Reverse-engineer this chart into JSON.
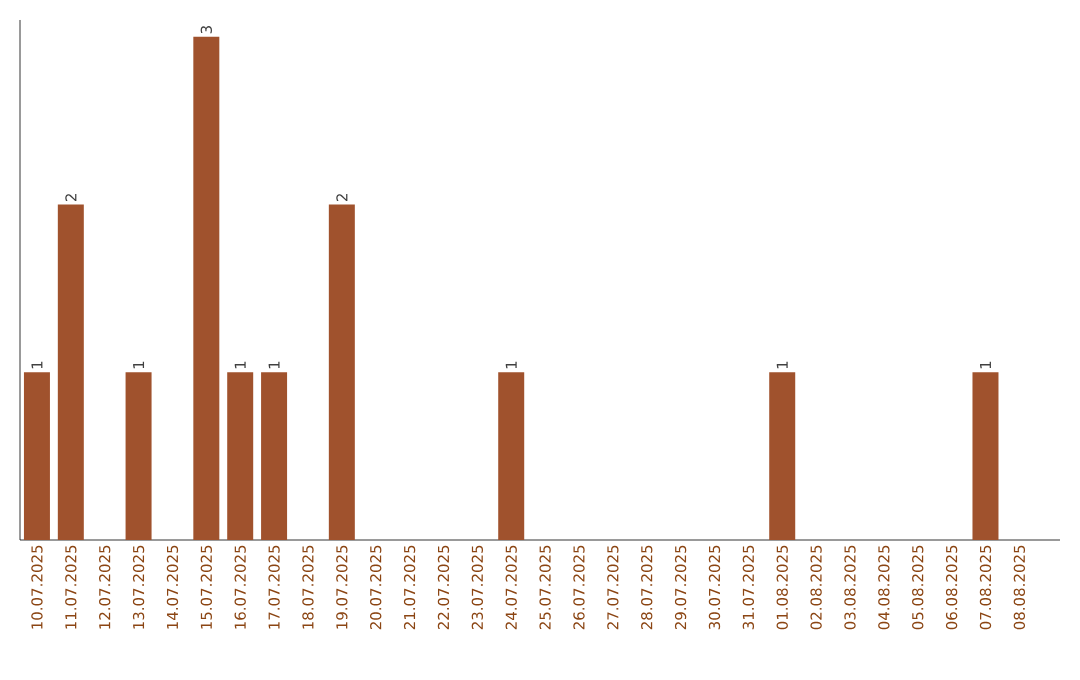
{
  "chart_data": {
    "type": "bar",
    "categories": [
      "10.07.2025",
      "11.07.2025",
      "12.07.2025",
      "13.07.2025",
      "14.07.2025",
      "15.07.2025",
      "16.07.2025",
      "17.07.2025",
      "18.07.2025",
      "19.07.2025",
      "20.07.2025",
      "21.07.2025",
      "22.07.2025",
      "23.07.2025",
      "24.07.2025",
      "25.07.2025",
      "26.07.2025",
      "27.07.2025",
      "28.07.2025",
      "29.07.2025",
      "30.07.2025",
      "31.07.2025",
      "01.08.2025",
      "02.08.2025",
      "03.08.2025",
      "04.08.2025",
      "05.08.2025",
      "06.08.2025",
      "07.08.2025",
      "08.08.2025"
    ],
    "values": [
      1,
      2,
      0,
      1,
      0,
      3,
      1,
      1,
      0,
      2,
      0,
      0,
      0,
      0,
      1,
      0,
      0,
      0,
      0,
      0,
      0,
      0,
      1,
      0,
      0,
      0,
      0,
      0,
      1,
      0
    ],
    "value_labels": [
      "1",
      "2",
      null,
      "1",
      null,
      "3",
      "1",
      "1",
      null,
      "2",
      null,
      null,
      null,
      null,
      "1",
      null,
      null,
      null,
      null,
      null,
      null,
      null,
      "1",
      null,
      null,
      null,
      null,
      null,
      "1",
      null
    ],
    "color": "#a0522d",
    "ylim": [
      0,
      3.1
    ],
    "tick_labels": "x"
  }
}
● ● ● ● ● ● ●
-- Given exercise --
Give the material again exactly as it is, but keep the pictures out.

-- Solution for this task --
Reverse-engineer this chart into JSON.
{
  "chart_data": {
    "type": "bar",
    "categories": [
      "10.07.2025",
      "11.07.2025",
      "12.07.2025",
      "13.07.2025",
      "14.07.2025",
      "15.07.2025",
      "16.07.2025",
      "17.07.2025",
      "18.07.2025",
      "19.07.2025",
      "20.07.2025",
      "21.07.2025",
      "22.07.2025",
      "23.07.2025",
      "24.07.2025",
      "25.07.2025",
      "26.07.2025",
      "27.07.2025",
      "28.07.2025",
      "29.07.2025",
      "30.07.2025",
      "31.07.2025",
      "01.08.2025",
      "02.08.2025",
      "03.08.2025",
      "04.08.2025",
      "05.08.2025",
      "06.08.2025",
      "07.08.2025",
      "08.08.2025"
    ],
    "values": [
      1,
      2,
      0,
      1,
      0,
      3,
      1,
      1,
      0,
      2,
      0,
      0,
      0,
      0,
      1,
      0,
      0,
      0,
      0,
      0,
      0,
      0,
      1,
      0,
      0,
      0,
      0,
      0,
      1,
      0
    ],
    "value_labels": [
      "1",
      "2",
      null,
      "1",
      null,
      "3",
      "1",
      "1",
      null,
      "2",
      null,
      null,
      null,
      null,
      "1",
      null,
      null,
      null,
      null,
      null,
      null,
      null,
      "1",
      null,
      null,
      null,
      null,
      null,
      "1",
      null
    ],
    "color": "#a0522d",
    "ylim": [
      0,
      3.1
    ],
    "tick_labels": "x"
  }
}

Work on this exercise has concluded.